◆ **Exercise**: Without any of the pictures, print every record below exactly.

Records from a collection:
==============================
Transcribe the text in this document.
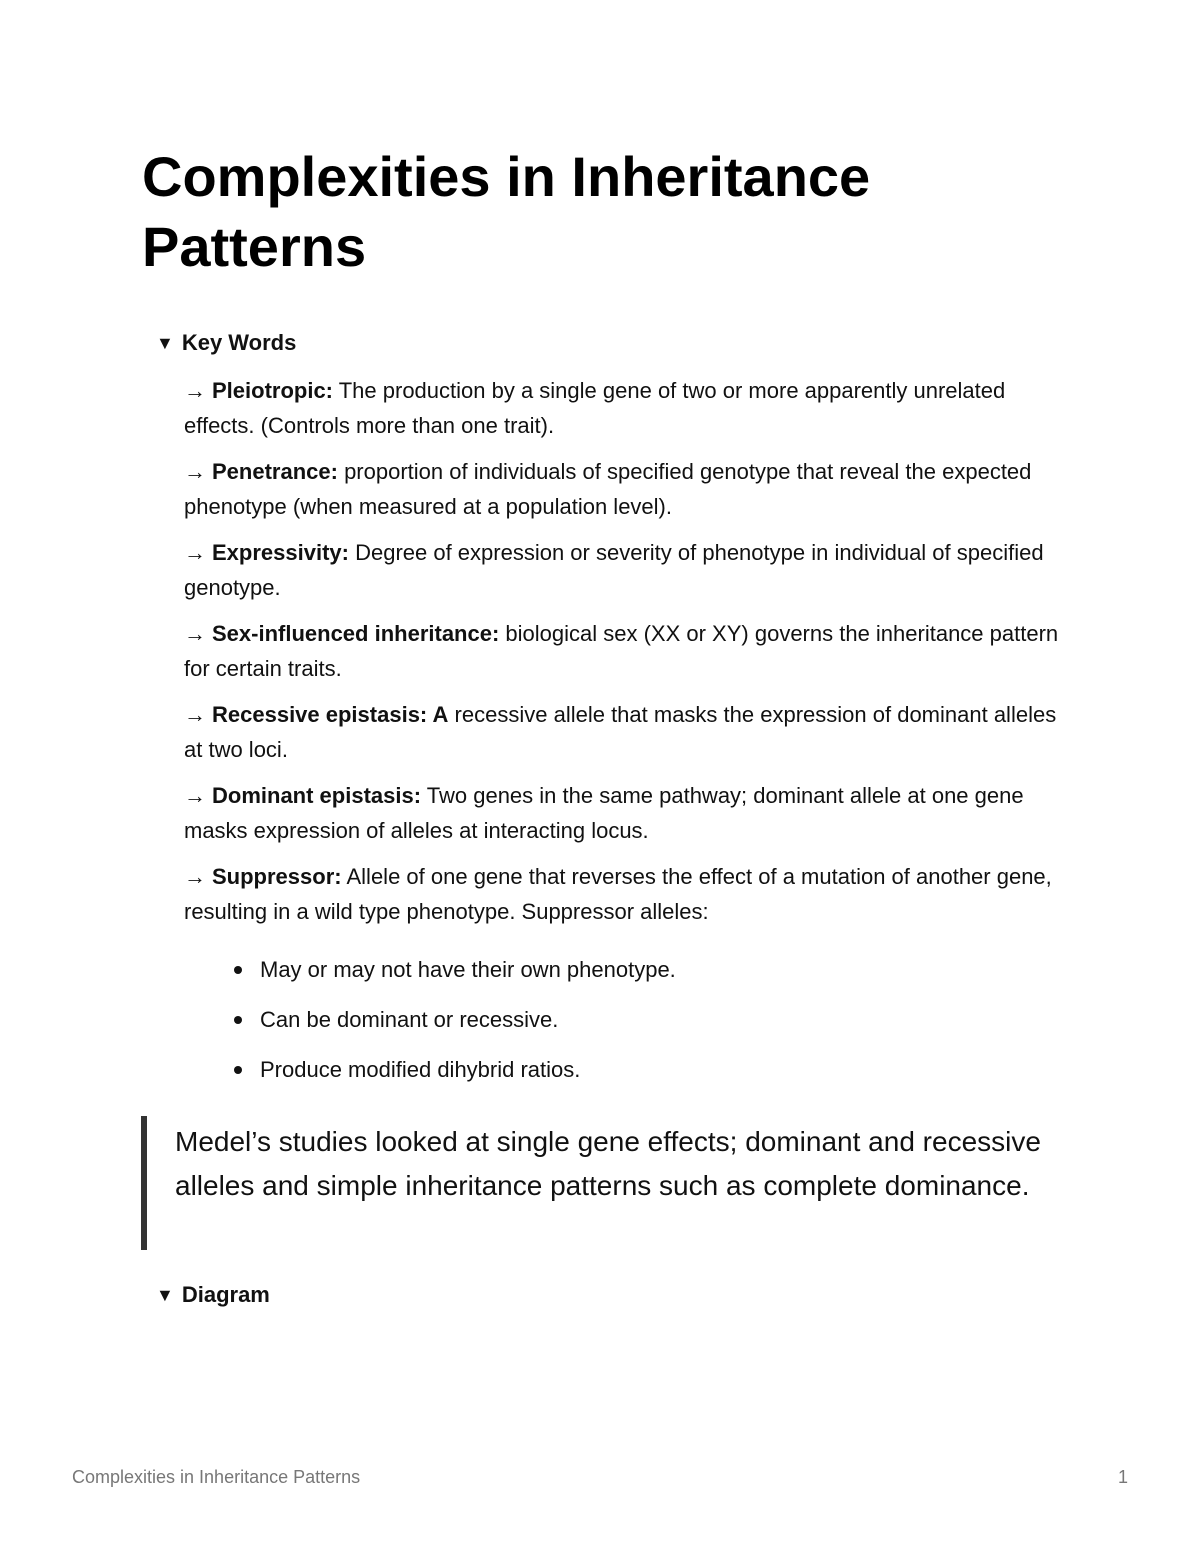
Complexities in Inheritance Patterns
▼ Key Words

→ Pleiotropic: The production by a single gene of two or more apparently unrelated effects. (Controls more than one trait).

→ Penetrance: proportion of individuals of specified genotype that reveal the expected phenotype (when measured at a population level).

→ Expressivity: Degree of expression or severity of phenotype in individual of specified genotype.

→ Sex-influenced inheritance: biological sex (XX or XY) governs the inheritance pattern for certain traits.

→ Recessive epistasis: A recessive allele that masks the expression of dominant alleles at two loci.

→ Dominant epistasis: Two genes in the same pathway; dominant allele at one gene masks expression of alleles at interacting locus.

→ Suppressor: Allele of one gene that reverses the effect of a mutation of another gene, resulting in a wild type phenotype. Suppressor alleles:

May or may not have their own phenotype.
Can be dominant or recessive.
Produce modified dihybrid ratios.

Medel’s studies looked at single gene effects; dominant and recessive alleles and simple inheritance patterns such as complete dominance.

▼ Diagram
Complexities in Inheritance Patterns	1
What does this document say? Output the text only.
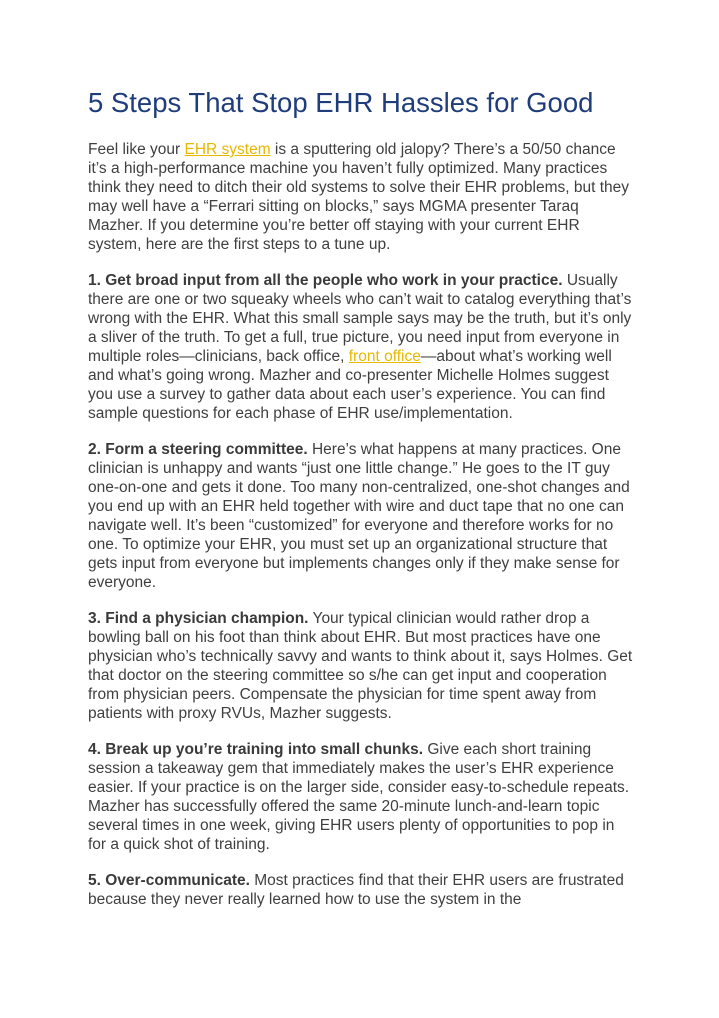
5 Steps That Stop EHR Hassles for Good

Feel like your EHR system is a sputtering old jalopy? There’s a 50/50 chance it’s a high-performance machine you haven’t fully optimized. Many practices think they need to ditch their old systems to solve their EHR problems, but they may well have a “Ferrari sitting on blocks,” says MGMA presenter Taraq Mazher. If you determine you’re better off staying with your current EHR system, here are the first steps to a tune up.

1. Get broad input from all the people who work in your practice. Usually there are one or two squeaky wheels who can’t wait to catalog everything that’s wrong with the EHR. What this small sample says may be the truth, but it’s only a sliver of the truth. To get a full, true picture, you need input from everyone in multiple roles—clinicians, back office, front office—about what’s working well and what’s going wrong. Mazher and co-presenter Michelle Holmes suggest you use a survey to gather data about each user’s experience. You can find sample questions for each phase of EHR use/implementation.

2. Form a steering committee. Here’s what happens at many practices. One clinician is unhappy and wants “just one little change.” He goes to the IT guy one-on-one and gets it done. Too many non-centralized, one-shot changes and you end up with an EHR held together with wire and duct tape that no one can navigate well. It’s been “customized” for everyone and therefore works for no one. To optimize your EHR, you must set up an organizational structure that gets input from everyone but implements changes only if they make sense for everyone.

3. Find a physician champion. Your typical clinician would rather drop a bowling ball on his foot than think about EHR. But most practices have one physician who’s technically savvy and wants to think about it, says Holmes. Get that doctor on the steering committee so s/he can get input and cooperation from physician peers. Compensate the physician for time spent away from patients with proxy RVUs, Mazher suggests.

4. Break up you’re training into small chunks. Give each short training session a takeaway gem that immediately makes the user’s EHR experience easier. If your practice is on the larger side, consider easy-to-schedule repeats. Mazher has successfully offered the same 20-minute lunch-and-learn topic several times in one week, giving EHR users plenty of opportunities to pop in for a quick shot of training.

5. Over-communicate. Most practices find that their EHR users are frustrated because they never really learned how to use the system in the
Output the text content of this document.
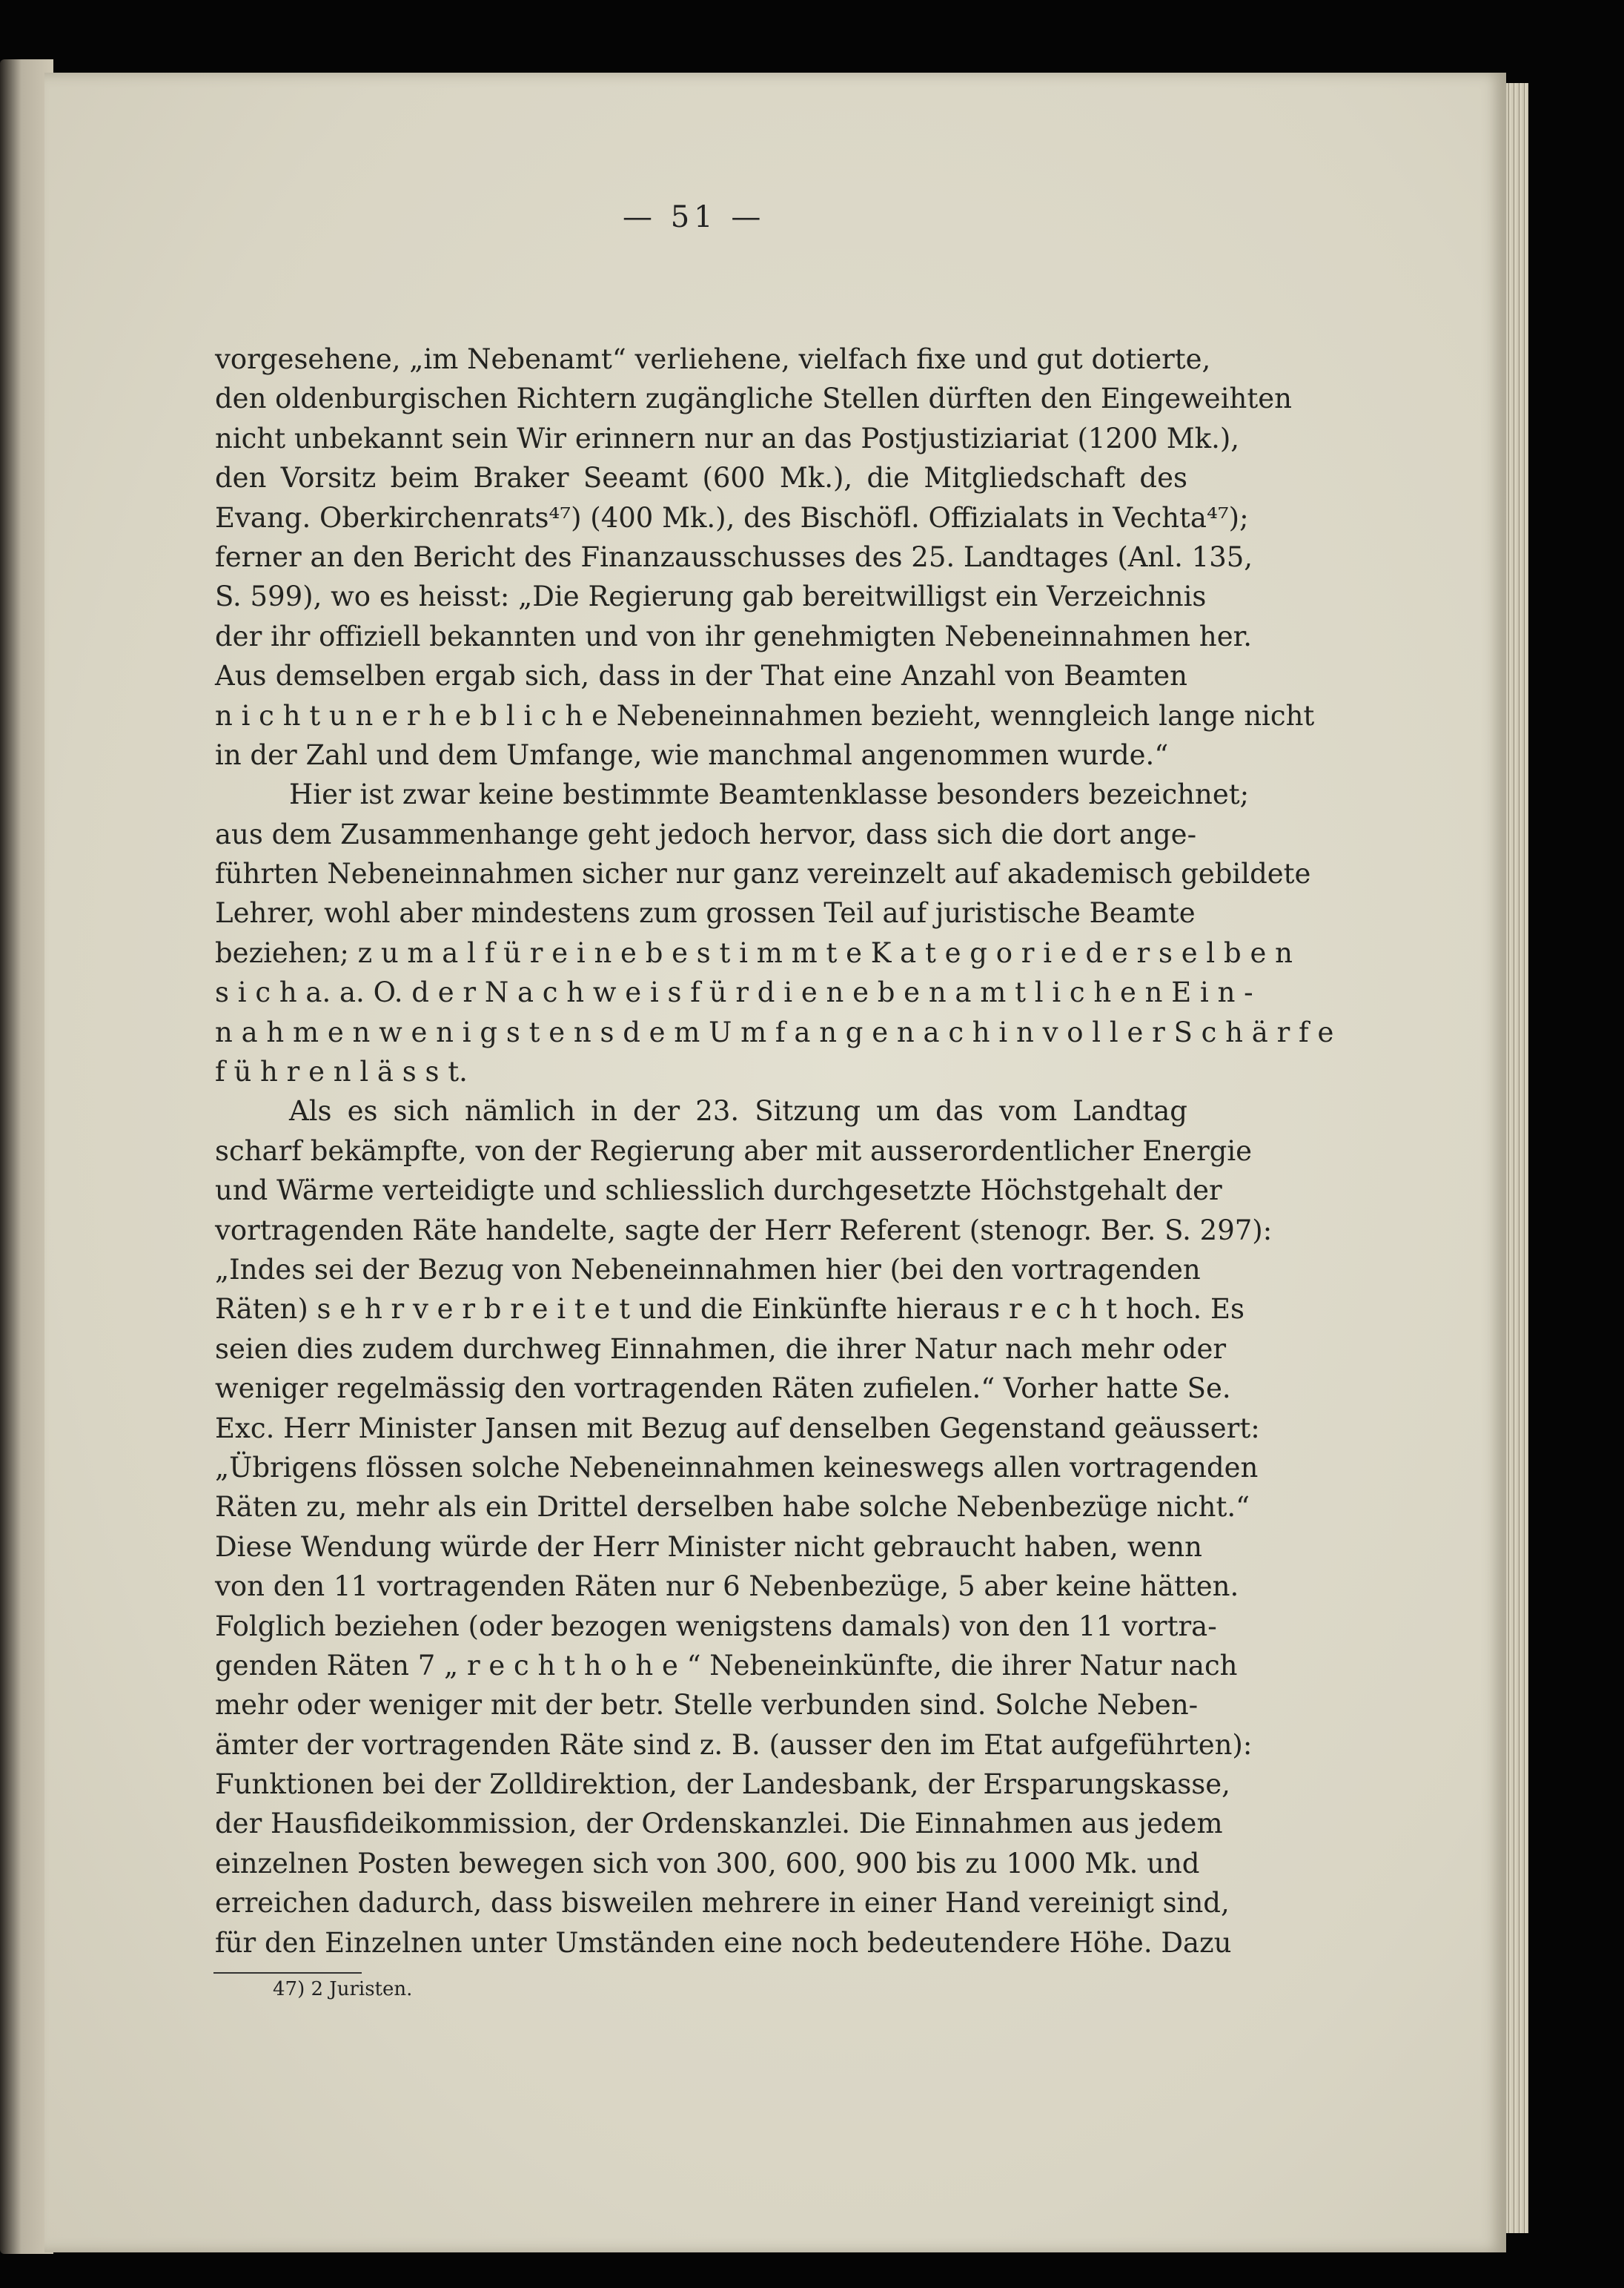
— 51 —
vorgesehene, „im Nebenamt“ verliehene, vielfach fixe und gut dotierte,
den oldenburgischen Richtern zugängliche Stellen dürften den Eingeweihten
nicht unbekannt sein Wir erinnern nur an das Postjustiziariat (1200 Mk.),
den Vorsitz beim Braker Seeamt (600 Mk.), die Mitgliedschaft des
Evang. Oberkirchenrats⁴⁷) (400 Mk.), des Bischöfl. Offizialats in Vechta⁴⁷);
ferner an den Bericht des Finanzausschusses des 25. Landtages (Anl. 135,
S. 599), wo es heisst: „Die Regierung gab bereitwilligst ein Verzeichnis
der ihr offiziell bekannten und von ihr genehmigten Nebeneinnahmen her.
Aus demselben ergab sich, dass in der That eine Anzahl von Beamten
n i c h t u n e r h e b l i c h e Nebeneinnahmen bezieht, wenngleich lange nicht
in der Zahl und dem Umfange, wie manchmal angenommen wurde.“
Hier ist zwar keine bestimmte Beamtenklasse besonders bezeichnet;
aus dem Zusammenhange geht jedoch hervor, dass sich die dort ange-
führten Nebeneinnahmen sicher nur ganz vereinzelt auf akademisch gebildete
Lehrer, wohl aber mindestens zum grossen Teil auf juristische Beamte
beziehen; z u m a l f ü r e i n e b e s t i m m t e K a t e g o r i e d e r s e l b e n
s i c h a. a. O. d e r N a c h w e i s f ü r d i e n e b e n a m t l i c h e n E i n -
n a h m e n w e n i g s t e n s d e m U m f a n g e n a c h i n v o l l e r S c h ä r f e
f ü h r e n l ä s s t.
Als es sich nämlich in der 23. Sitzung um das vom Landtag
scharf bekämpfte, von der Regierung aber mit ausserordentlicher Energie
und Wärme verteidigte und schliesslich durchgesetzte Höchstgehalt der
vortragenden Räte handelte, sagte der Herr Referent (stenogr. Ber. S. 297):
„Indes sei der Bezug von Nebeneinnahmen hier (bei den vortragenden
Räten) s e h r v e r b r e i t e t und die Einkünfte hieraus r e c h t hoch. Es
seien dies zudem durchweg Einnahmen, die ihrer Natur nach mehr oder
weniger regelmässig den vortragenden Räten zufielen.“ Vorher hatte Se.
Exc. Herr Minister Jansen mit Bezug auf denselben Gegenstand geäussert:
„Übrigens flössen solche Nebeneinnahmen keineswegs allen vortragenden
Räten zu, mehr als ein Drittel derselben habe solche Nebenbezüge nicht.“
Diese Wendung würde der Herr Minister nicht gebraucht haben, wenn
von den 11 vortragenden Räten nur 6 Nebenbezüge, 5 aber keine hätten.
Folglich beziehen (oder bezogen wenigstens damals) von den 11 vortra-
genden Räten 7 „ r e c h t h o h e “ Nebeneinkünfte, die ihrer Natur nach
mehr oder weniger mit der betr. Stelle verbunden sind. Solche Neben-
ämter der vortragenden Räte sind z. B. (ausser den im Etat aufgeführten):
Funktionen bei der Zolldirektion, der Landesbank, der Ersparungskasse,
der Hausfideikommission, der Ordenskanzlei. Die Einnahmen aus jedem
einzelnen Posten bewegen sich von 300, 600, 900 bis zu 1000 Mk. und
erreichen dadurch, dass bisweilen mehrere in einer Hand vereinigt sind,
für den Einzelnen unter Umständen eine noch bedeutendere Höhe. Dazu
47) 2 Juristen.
==============================
◆ **Output below**:
Transcribe the text in this document.
Complexities in Inheritance Patterns
▼ Key Words

→ Pleiotropic: The production by a single gene of two or more apparently unrelated effects. (Controls more than one trait).

→ Penetrance: proportion of individuals of specified genotype that reveal the expected phenotype (when measured at a population level).

→ Expressivity: Degree of expression or severity of phenotype in individual of specified genotype.

→ Sex-influenced inheritance: biological sex (XX or XY) governs the inheritance pattern for certain traits.

→ Recessive epistasis: A recessive allele that masks the expression of dominant alleles at two loci.

→ Dominant epistasis: Two genes in the same pathway; dominant allele at one gene masks expression of alleles at interacting locus.

→ Suppressor: Allele of one gene that reverses the effect of a mutation of another gene, resulting in a wild type phenotype. Suppressor alleles:

May or may not have their own phenotype.
Can be dominant or recessive.
Produce modified dihybrid ratios.

Medel’s studies looked at single gene effects; dominant and recessive alleles and simple inheritance patterns such as complete dominance.

▼ Diagram
Complexities in Inheritance Patterns	1
What does this document say? Output the text only.
5 Steps That Stop EHR Hassles for Good

Feel like your EHR system is a sputtering old jalopy? There’s a 50/50 chance it’s a high-performance machine you haven’t fully optimized. Many practices think they need to ditch their old systems to solve their EHR problems, but they may well have a “Ferrari sitting on blocks,” says MGMA presenter Taraq Mazher. If you determine you’re better off staying with your current EHR system, here are the first steps to a tune up.

1. Get broad input from all the people who work in your practice. Usually there are one or two squeaky wheels who can’t wait to catalog everything that’s wrong with the EHR. What this small sample says may be the truth, but it’s only a sliver of the truth. To get a full, true picture, you need input from everyone in multiple roles—clinicians, back office, front office—about what’s working well and what’s going wrong. Mazher and co-presenter Michelle Holmes suggest you use a survey to gather data about each user’s experience. You can find sample questions for each phase of EHR use/implementation.

2. Form a steering committee. Here’s what happens at many practices. One clinician is unhappy and wants “just one little change.” He goes to the IT guy one-on-one and gets it done. Too many non-centralized, one-shot changes and you end up with an EHR held together with wire and duct tape that no one can navigate well. It’s been “customized” for everyone and therefore works for no one. To optimize your EHR, you must set up an organizational structure that gets input from everyone but implements changes only if they make sense for everyone.

3. Find a physician champion. Your typical clinician would rather drop a bowling ball on his foot than think about EHR. But most practices have one physician who’s technically savvy and wants to think about it, says Holmes. Get that doctor on the steering committee so s/he can get input and cooperation from physician peers. Compensate the physician for time spent away from patients with proxy RVUs, Mazher suggests.

4. Break up you’re training into small chunks. Give each short training session a takeaway gem that immediately makes the user’s EHR experience easier. If your practice is on the larger side, consider easy-to-schedule repeats. Mazher has successfully offered the same 20-minute lunch-and-learn topic several times in one week, giving EHR users plenty of opportunities to pop in for a quick shot of training.

5. Over-communicate. Most practices find that their EHR users are frustrated because they never really learned how to use the system in the
Output the text content of this document.
— 51 —
vorgesehene, „im Nebenamt“ verliehene, vielfach fixe und gut dotierte,
den oldenburgischen Richtern zugängliche Stellen dürften den Eingeweihten
nicht unbekannt sein Wir erinnern nur an das Postjustiziariat (1200 Mk.),
den Vorsitz beim Braker Seeamt (600 Mk.), die Mitgliedschaft des
Evang. Oberkirchenrats⁴⁷) (400 Mk.), des Bischöfl. Offizialats in Vechta⁴⁷);
ferner an den Bericht des Finanzausschusses des 25. Landtages (Anl. 135,
S. 599), wo es heisst: „Die Regierung gab bereitwilligst ein Verzeichnis
der ihr offiziell bekannten und von ihr genehmigten Nebeneinnahmen her.
Aus demselben ergab sich, dass in der That eine Anzahl von Beamten
n i c h t u n e r h e b l i c h e Nebeneinnahmen bezieht, wenngleich lange nicht
in der Zahl und dem Umfange, wie manchmal angenommen wurde.“
Hier ist zwar keine bestimmte Beamtenklasse besonders bezeichnet;
aus dem Zusammenhange geht jedoch hervor, dass sich die dort ange-
führten Nebeneinnahmen sicher nur ganz vereinzelt auf akademisch gebildete
Lehrer, wohl aber mindestens zum grossen Teil auf juristische Beamte
beziehen; z u m a l f ü r e i n e b e s t i m m t e K a t e g o r i e d e r s e l b e n
s i c h a. a. O. d e r N a c h w e i s f ü r d i e n e b e n a m t l i c h e n E i n -
n a h m e n w e n i g s t e n s d e m U m f a n g e n a c h i n v o l l e r S c h ä r f e
f ü h r e n l ä s s t.
Als es sich nämlich in der 23. Sitzung um das vom Landtag
scharf bekämpfte, von der Regierung aber mit ausserordentlicher Energie
und Wärme verteidigte und schliesslich durchgesetzte Höchstgehalt der
vortragenden Räte handelte, sagte der Herr Referent (stenogr. Ber. S. 297):
„Indes sei der Bezug von Nebeneinnahmen hier (bei den vortragenden
Räten) s e h r v e r b r e i t e t und die Einkünfte hieraus r e c h t hoch. Es
seien dies zudem durchweg Einnahmen, die ihrer Natur nach mehr oder
weniger regelmässig den vortragenden Räten zufielen.“ Vorher hatte Se.
Exc. Herr Minister Jansen mit Bezug auf denselben Gegenstand geäussert:
„Übrigens flössen solche Nebeneinnahmen keineswegs allen vortragenden
Räten zu, mehr als ein Drittel derselben habe solche Nebenbezüge nicht.“
Diese Wendung würde der Herr Minister nicht gebraucht haben, wenn
von den 11 vortragenden Räten nur 6 Nebenbezüge, 5 aber keine hätten.
Folglich beziehen (oder bezogen wenigstens damals) von den 11 vortra-
genden Räten 7 „ r e c h t h o h e “ Nebeneinkünfte, die ihrer Natur nach
mehr oder weniger mit der betr. Stelle verbunden sind. Solche Neben-
ämter der vortragenden Räte sind z. B. (ausser den im Etat aufgeführten):
Funktionen bei der Zolldirektion, der Landesbank, der Ersparungskasse,
der Hausfideikommission, der Ordenskanzlei. Die Einnahmen aus jedem
einzelnen Posten bewegen sich von 300, 600, 900 bis zu 1000 Mk. und
erreichen dadurch, dass bisweilen mehrere in einer Hand vereinigt sind,
für den Einzelnen unter Umständen eine noch bedeutendere Höhe. Dazu
47) 2 Juristen.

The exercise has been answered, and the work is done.